EXTRACTED DATA:
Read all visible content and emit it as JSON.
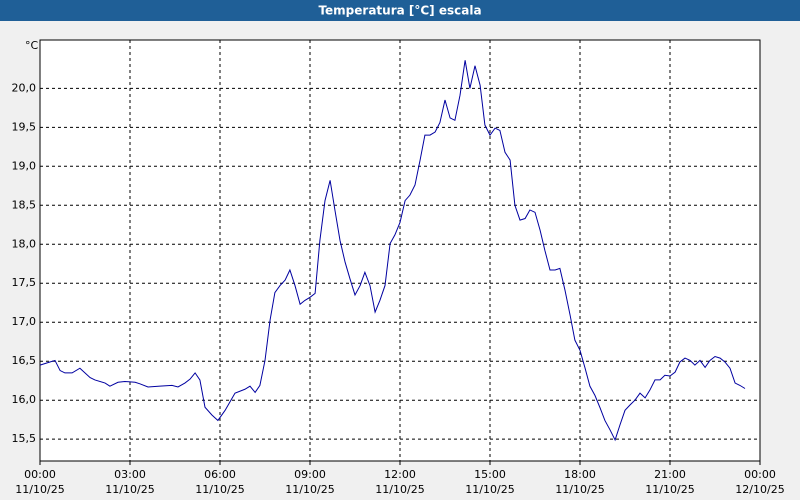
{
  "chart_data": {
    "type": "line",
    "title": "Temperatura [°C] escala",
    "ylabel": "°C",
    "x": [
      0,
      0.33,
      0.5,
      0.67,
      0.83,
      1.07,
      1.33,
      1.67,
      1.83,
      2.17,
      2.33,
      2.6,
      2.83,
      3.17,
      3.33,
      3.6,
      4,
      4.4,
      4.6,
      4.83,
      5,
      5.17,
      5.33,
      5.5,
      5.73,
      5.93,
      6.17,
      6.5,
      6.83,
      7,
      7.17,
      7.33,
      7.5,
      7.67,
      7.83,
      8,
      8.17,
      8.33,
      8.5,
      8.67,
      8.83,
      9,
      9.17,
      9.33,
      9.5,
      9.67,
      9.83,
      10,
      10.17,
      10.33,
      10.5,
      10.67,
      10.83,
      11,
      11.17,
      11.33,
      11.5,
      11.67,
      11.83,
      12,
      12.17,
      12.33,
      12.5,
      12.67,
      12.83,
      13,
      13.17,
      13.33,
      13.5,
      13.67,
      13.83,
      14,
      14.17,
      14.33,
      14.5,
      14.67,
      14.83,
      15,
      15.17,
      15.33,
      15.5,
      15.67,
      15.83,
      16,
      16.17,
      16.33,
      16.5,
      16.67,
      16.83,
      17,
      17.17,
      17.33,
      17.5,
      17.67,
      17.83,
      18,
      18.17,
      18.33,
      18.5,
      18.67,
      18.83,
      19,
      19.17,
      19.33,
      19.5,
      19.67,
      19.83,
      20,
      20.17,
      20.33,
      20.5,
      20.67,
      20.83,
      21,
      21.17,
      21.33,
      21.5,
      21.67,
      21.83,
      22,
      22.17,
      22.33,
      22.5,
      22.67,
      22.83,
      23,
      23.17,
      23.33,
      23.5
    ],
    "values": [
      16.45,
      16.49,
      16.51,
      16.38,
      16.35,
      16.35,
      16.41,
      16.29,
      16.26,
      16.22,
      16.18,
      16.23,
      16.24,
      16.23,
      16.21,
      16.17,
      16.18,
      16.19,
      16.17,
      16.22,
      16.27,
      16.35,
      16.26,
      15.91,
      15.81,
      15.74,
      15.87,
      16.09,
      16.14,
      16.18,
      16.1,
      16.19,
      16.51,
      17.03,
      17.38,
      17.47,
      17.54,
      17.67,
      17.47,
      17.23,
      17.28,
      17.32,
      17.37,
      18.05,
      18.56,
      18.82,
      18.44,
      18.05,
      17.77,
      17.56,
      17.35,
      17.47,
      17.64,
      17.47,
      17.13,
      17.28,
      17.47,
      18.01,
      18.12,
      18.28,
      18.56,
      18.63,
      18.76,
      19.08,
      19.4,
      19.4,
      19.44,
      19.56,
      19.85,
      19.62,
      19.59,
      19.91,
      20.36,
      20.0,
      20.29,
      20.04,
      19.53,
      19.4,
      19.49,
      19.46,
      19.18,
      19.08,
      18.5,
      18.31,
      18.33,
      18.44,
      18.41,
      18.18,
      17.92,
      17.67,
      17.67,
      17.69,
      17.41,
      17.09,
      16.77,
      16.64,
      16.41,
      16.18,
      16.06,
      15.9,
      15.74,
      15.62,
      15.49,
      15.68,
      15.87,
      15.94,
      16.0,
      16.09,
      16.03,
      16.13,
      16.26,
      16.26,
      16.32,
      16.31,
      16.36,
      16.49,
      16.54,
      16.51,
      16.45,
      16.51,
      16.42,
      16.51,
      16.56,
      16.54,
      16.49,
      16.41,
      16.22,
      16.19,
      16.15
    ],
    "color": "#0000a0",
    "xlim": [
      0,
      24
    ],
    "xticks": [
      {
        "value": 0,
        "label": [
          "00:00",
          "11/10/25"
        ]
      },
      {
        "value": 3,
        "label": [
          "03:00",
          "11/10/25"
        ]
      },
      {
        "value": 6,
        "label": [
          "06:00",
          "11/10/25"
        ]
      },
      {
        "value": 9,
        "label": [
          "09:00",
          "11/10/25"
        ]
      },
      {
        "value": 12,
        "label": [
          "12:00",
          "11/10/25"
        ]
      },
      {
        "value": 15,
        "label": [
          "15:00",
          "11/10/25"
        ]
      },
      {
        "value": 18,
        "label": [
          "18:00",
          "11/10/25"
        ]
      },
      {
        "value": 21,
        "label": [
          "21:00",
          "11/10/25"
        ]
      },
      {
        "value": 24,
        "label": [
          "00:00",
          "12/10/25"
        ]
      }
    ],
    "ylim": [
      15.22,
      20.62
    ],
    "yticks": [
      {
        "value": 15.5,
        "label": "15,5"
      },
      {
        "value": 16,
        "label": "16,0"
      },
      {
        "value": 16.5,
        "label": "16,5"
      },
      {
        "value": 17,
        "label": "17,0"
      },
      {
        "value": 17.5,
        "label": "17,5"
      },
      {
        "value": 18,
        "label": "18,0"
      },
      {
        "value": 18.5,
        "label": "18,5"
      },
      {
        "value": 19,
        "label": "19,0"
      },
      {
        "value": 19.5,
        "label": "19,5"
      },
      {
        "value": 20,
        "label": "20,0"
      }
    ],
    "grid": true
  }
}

==

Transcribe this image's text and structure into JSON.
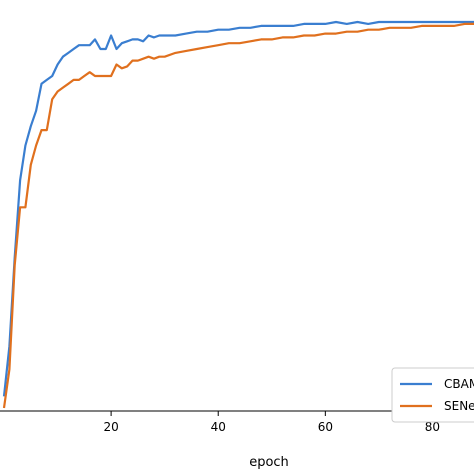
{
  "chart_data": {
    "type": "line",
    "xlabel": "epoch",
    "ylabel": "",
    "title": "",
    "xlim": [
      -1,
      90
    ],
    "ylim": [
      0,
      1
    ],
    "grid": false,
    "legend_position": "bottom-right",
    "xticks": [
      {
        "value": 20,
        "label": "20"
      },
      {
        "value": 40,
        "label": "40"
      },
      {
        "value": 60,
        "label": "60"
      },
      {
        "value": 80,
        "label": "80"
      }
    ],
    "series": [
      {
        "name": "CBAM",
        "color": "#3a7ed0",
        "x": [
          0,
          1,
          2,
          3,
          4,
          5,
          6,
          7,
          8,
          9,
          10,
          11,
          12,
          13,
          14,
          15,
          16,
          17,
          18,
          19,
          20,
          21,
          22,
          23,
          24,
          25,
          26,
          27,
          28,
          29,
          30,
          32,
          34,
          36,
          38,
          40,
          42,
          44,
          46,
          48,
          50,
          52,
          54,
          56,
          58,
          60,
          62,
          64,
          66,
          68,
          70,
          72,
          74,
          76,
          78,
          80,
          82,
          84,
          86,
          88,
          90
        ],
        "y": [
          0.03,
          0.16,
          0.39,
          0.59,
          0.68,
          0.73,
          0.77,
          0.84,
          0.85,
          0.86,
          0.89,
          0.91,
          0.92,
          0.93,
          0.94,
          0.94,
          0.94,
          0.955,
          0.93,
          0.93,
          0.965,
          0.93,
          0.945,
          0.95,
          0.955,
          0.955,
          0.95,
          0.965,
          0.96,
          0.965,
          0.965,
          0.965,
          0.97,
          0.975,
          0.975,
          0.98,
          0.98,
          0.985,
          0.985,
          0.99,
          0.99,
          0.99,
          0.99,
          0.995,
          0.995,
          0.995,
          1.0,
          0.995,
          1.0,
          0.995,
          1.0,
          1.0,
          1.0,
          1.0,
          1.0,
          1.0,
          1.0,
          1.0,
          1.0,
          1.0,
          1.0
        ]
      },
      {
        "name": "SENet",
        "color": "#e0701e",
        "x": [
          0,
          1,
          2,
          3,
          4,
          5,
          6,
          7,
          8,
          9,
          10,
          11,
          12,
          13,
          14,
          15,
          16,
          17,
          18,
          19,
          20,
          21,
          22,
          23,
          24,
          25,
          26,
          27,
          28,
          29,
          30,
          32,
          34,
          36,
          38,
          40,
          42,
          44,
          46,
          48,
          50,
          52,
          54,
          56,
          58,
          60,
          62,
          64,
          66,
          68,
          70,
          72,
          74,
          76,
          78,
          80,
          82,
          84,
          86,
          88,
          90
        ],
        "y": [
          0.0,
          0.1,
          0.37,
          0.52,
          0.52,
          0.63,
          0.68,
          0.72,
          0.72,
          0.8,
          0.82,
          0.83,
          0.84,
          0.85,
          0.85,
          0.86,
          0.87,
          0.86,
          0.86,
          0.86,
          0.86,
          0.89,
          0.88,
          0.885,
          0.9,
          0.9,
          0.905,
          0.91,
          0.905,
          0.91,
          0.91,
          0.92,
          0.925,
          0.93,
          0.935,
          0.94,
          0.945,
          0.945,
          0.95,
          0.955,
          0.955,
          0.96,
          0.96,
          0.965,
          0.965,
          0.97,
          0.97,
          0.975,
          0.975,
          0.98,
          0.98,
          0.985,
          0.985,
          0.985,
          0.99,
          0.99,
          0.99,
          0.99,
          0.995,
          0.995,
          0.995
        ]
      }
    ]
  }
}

...

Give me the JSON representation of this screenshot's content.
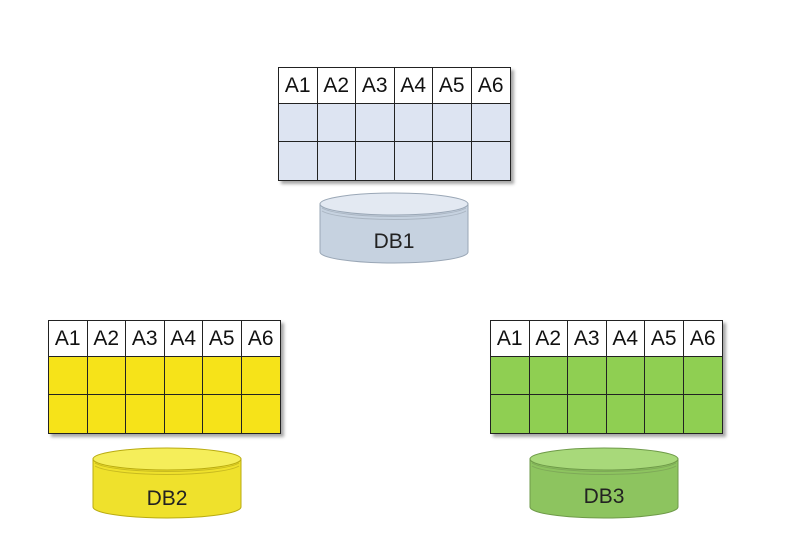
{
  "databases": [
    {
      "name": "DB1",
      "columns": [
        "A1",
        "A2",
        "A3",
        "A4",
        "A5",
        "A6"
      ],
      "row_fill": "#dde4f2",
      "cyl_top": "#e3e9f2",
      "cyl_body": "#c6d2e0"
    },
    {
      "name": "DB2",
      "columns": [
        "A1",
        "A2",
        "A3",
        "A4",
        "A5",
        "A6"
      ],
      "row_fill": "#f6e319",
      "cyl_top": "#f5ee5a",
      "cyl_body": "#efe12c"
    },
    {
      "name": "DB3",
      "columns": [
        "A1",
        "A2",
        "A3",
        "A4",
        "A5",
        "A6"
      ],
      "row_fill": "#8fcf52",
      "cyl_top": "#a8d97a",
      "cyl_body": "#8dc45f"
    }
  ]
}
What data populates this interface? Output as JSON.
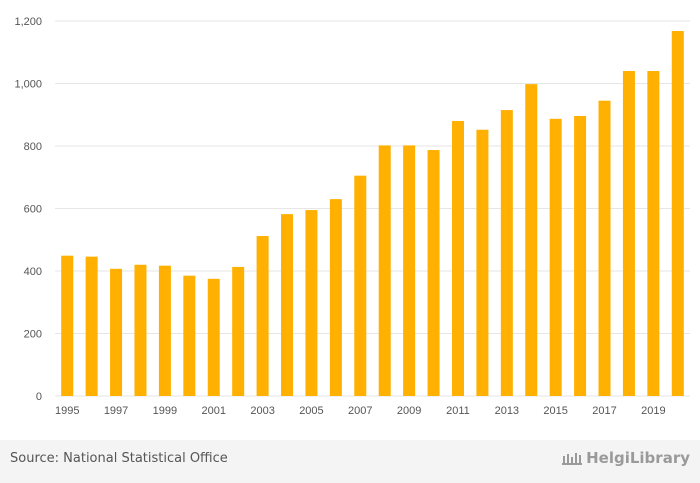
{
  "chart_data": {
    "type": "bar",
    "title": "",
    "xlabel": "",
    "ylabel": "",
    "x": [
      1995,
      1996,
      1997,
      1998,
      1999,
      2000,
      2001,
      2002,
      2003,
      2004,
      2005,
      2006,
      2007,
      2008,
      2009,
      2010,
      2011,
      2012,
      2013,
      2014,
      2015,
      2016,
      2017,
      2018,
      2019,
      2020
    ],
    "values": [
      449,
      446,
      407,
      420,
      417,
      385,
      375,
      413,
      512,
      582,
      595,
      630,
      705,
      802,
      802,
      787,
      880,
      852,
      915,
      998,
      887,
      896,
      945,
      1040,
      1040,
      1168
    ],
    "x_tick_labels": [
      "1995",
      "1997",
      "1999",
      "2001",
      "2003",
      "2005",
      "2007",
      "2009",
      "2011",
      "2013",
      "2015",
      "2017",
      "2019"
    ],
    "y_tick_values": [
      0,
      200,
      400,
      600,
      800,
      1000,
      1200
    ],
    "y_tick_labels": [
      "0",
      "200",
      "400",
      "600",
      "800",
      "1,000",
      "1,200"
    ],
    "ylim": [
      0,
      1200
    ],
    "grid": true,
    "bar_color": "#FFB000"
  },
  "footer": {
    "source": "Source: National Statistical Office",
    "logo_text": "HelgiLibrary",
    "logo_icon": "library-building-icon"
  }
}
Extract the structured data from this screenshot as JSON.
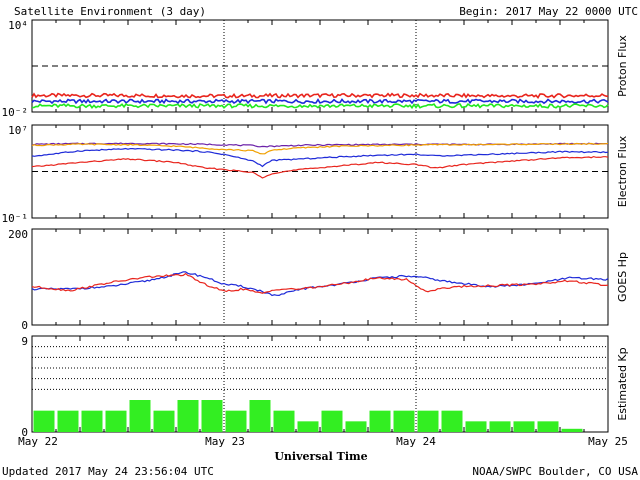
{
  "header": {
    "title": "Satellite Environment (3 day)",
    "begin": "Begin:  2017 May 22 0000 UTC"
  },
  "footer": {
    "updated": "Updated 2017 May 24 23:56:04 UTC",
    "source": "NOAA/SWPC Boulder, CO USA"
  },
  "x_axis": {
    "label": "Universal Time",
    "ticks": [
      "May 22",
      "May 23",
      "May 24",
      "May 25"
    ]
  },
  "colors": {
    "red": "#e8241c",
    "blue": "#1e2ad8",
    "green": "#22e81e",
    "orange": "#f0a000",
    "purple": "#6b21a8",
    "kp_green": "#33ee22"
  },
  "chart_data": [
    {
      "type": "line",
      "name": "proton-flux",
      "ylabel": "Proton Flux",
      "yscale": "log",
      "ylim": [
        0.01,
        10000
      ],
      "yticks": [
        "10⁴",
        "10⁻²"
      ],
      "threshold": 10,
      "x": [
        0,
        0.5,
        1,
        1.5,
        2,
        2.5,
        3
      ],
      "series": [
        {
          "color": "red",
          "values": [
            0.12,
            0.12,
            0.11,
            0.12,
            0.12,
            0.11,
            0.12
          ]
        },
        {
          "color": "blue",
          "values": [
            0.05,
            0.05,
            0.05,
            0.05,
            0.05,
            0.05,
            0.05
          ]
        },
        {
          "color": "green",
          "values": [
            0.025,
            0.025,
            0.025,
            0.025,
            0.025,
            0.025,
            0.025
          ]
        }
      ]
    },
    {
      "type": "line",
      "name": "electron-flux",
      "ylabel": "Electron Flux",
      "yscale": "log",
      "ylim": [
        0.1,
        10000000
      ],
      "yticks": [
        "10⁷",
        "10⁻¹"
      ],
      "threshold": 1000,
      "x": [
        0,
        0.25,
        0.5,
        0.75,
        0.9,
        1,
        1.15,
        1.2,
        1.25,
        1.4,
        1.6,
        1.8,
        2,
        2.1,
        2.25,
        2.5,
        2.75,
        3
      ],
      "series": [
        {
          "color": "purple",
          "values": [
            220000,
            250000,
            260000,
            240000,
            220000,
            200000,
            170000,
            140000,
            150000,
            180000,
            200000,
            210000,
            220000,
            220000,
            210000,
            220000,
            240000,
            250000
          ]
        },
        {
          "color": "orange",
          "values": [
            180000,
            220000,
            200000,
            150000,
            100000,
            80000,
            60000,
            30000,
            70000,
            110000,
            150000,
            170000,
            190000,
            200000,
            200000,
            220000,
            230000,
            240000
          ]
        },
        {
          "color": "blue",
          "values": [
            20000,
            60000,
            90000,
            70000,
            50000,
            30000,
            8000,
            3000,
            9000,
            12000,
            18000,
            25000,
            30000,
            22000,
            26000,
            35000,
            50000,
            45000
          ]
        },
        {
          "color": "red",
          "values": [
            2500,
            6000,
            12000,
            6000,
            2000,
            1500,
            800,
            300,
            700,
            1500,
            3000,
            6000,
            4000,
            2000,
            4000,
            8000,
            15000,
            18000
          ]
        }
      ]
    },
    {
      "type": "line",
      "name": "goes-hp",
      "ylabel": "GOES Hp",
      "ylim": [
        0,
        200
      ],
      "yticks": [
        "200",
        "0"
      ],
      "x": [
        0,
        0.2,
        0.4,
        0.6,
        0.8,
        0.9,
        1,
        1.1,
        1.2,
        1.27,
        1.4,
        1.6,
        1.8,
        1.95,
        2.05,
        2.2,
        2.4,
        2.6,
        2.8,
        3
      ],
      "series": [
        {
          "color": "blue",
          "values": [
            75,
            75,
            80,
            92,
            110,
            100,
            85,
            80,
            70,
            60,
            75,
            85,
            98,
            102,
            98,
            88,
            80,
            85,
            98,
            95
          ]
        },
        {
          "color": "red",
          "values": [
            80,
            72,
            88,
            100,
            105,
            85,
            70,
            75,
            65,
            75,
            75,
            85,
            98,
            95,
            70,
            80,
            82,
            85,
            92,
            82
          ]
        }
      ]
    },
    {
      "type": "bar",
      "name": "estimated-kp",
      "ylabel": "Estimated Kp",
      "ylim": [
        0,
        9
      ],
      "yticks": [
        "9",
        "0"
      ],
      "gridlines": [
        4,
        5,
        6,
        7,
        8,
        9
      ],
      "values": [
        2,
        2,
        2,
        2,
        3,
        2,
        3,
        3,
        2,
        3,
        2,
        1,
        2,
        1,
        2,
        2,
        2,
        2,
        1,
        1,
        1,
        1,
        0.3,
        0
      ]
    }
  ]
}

TASK INSTRUCTIONS:
Select every line in the material above where the string "ylabel" occurs, and copy it.

PROBLEM SOLUTION:
    "ylabel": "°C",
    "ylabel": "",
    "ylabel": "",
      "ylabel": "Proton Flux",
      "ylabel": "Electron Flux",
      "ylabel": "GOES Hp",
      "ylabel": "Estimated Kp",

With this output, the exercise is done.